STATED TASK:
Determine how many lines below hold the string "Université". Reply with the number alone.

PROVIDED INFORMATION:

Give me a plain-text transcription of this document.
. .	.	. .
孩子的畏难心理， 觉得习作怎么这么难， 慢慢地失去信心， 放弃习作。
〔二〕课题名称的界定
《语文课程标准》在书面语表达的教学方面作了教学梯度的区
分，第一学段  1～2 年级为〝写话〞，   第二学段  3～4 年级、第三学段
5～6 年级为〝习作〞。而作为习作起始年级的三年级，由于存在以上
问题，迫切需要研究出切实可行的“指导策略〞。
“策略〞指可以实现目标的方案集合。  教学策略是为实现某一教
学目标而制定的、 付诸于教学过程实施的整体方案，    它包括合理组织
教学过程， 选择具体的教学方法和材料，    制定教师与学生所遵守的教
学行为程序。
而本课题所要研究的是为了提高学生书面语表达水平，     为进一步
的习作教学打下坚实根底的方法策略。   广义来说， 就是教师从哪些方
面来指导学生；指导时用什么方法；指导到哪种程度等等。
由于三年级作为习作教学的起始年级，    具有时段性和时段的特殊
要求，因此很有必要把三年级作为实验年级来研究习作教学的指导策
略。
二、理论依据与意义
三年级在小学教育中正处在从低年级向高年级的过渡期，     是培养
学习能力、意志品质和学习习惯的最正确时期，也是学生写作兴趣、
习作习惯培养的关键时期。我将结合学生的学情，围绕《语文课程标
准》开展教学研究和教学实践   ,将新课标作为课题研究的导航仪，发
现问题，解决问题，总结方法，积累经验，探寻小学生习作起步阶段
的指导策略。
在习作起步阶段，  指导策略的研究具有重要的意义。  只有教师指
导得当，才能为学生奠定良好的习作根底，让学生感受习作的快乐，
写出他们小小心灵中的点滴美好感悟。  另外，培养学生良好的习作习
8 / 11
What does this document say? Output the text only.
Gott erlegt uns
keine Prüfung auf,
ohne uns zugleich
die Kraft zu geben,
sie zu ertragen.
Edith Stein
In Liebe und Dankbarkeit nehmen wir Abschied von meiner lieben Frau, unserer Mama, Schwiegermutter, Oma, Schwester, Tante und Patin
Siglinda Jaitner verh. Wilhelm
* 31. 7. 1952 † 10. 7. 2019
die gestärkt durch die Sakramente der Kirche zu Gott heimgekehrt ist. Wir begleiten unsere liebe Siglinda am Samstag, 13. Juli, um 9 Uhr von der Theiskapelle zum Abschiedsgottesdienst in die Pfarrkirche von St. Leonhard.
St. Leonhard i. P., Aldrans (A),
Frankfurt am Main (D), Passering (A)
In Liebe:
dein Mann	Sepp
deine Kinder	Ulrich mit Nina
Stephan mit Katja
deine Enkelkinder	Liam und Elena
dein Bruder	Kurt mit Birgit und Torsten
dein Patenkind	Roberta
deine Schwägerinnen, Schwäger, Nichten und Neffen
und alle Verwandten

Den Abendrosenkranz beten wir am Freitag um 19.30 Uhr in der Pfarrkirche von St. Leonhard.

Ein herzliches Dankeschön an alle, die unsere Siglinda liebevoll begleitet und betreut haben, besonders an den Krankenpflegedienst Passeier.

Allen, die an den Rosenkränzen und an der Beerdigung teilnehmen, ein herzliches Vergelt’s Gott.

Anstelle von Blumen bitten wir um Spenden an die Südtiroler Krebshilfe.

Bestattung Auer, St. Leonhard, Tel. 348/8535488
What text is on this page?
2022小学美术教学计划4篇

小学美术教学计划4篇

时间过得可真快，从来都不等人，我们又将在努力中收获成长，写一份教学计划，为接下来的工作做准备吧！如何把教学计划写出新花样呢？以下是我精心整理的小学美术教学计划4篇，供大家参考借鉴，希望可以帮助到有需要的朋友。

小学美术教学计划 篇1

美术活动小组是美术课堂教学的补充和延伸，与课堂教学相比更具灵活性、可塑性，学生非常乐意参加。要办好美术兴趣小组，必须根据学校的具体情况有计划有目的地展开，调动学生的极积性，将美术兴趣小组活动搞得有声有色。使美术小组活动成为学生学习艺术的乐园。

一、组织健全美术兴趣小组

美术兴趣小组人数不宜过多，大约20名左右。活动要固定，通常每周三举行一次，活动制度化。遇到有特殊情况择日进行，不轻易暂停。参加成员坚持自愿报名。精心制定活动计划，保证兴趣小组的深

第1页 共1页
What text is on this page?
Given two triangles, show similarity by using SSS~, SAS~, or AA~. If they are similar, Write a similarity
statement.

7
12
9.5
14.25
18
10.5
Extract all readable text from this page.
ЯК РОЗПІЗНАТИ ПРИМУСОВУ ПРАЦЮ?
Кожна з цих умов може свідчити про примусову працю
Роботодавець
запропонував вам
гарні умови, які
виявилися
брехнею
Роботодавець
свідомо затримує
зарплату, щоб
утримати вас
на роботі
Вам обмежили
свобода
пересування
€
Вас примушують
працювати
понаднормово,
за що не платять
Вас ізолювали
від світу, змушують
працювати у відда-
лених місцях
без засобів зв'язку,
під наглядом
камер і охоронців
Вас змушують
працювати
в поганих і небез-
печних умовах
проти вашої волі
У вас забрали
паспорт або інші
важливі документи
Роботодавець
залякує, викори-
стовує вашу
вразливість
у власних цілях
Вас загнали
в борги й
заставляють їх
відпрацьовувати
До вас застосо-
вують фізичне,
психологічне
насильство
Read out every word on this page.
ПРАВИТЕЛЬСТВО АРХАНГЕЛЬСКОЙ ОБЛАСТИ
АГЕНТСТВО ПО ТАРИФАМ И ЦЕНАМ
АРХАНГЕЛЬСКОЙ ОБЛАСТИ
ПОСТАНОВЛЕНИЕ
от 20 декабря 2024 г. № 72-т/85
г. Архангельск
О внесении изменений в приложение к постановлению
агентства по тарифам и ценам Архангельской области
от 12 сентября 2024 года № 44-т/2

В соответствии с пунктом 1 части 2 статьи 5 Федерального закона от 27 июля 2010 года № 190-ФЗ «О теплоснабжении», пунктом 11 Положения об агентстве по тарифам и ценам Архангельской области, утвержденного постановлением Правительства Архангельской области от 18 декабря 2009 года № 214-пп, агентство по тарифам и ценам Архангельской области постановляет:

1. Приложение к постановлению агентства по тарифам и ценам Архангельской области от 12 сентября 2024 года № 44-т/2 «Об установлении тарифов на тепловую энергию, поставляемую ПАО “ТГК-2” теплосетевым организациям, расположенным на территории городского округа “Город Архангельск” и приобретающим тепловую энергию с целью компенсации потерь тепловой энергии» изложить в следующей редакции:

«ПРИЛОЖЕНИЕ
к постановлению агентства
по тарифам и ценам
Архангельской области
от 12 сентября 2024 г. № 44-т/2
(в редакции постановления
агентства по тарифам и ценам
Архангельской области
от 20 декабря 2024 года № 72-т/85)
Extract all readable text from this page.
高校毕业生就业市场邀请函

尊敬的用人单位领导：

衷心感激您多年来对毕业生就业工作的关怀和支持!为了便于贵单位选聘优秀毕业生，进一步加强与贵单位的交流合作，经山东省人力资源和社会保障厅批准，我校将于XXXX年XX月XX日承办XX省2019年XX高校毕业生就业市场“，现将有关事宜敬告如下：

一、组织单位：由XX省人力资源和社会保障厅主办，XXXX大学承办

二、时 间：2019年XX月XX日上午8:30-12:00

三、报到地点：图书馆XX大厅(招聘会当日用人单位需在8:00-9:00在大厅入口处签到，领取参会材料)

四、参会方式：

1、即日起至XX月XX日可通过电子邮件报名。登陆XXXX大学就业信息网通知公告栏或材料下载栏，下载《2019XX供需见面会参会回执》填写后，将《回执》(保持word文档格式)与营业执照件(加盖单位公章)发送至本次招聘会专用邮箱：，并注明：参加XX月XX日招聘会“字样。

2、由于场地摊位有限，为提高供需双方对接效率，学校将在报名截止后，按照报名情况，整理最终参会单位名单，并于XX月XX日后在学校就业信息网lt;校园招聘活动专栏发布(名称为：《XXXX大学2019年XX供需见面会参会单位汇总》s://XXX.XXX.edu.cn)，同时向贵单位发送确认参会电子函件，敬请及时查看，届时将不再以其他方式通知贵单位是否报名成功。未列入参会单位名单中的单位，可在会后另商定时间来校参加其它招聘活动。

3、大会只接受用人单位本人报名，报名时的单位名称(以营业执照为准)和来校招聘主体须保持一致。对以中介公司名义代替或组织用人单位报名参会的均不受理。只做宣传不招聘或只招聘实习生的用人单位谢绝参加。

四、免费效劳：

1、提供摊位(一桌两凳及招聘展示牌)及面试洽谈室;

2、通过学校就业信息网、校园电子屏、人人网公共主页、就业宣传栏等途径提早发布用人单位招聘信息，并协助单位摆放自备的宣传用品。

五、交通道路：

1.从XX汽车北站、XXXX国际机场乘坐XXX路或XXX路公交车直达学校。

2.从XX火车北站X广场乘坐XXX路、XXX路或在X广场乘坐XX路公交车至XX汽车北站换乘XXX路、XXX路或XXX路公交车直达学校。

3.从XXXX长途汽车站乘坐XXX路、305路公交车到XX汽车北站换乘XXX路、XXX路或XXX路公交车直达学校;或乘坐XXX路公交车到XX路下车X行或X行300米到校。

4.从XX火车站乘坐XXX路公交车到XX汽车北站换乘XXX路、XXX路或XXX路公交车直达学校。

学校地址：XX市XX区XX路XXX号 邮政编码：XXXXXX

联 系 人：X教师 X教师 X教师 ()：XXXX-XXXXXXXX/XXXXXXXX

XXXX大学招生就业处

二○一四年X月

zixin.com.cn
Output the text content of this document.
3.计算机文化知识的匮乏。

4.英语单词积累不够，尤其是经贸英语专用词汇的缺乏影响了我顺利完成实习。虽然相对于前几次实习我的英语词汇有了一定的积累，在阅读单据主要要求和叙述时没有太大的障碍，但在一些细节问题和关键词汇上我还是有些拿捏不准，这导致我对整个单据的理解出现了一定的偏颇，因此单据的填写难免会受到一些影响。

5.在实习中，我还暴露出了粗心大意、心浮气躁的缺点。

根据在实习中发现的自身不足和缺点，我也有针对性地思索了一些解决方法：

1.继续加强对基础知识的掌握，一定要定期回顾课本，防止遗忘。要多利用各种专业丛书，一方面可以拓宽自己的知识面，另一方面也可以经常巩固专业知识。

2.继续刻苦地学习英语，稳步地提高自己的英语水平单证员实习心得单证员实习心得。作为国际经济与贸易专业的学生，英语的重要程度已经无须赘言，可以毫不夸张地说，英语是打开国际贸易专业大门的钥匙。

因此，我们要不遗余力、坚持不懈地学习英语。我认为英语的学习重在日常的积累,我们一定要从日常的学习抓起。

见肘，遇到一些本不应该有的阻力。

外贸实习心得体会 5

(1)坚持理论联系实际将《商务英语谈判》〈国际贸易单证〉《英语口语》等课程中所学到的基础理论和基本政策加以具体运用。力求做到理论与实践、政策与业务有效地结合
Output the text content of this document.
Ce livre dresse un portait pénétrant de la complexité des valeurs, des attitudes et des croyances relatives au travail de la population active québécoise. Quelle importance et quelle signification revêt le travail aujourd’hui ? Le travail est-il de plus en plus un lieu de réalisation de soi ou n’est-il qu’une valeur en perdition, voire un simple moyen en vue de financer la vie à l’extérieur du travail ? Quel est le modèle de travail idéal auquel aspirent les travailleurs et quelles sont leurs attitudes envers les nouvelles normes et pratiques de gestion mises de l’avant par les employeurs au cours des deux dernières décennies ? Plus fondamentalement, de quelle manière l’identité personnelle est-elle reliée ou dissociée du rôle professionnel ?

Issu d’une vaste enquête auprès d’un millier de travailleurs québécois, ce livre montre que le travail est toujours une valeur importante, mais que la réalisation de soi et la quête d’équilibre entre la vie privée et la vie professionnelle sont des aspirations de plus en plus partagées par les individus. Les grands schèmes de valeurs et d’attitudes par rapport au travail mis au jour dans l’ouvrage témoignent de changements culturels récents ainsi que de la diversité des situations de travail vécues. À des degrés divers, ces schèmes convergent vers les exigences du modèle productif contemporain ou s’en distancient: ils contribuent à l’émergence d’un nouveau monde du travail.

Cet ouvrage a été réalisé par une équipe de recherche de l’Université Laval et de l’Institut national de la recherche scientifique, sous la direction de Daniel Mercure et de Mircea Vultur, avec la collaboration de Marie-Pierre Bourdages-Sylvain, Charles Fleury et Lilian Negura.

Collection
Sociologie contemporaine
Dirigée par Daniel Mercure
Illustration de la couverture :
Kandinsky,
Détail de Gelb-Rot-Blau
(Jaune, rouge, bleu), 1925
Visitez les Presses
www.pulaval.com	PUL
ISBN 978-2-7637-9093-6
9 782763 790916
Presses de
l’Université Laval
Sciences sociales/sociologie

CORRECT RESULT:
2